Andre, Pooh, and Me
First of all, I had a fantastic interview with Andre Dubus yesterday afternoon. He’s touring for the paperback release of the of The Garden of Last Days, and we had great chat. Look forward to it in our July issue. One thing he and I talked about was outlining. Like myself, he rarely plans out where he’s going, and we had a fine time agreeing that it was good not to have everything laid out ahead of time. However, I do not want to give the impression that I think people who do outline are going about it all wrong. Indeed they are not. Indeed there is no right way. Jeffery Deaver writes 200 page outlines. Alan Jacobson also outlines in great detail, so much so, that he finds himself writing his novel in the outline.
What is interesting is this penchant for outlining does not always bleed over into a writer’s life. For instance, in this month’s issue I spoke to YA bestseller D. J. MacHale. He outlined the entire arc of this ten book series in one shot. And yet, if he goes on vacation with his wife, she plans everything, and he wants to go wherever the wind takes him.

++++++++++++++++++++

## WHAT TO PRODUCE
Pick up the piece on writers and outlining after its last sentence and carry it forward. The material that comes next is from a different source.

## SUPPLIED INFORMATION
++++++++++++++++++++

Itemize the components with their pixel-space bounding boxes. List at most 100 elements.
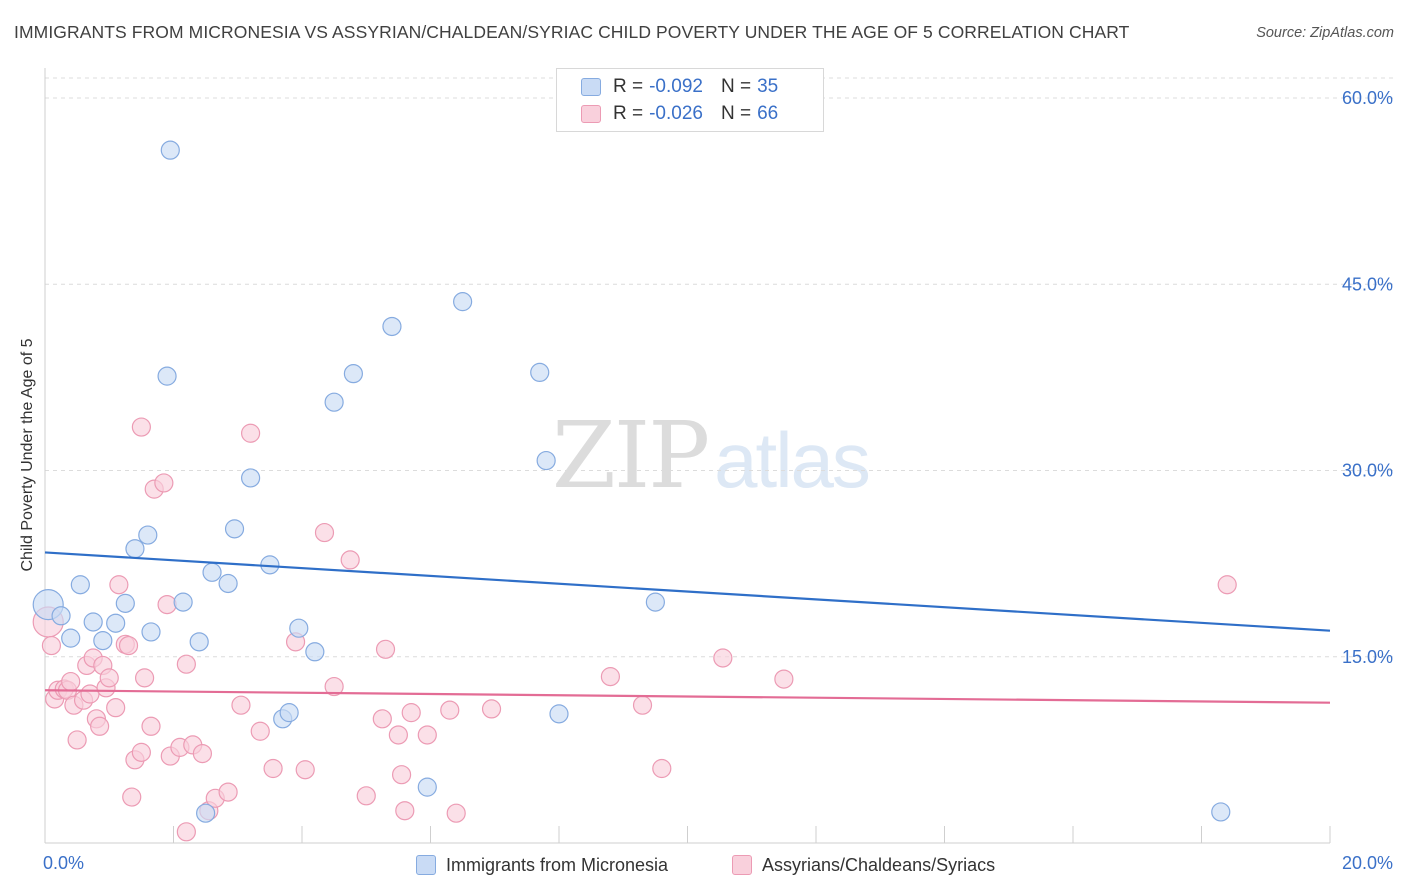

++++++++++++++++++++

## RESULT
It doesn’t matter what you do, as long as you trust. If you outline meticulously because you don’t trust that your imagination will be there for you in your hour of need, then in all likelihood it will not be. Your imagination would like nothing more than to help you all it can, but it needs all the latitude you can grant it. Likewise, you can’t feel constricted by structure. Sooner or later, your book, story, or poem is going to have to take some kind of shape. Here you’ll have to be less of an artist and more of a craftsman. Enjoy it. Give your right brain a rest and let your linear left brain do what it does best – organize.
But trust, trust, trust. A central theme of my interview with Andre Dubus circled around this very subject. He agreed that one must let the book happen. As A. A. Milne’s Winnie The Pooh notes: A hum must come to you; Rabbit, on the other hand, never let anything come to him and would always go out and fetch it.
Embrace your inner Pooh.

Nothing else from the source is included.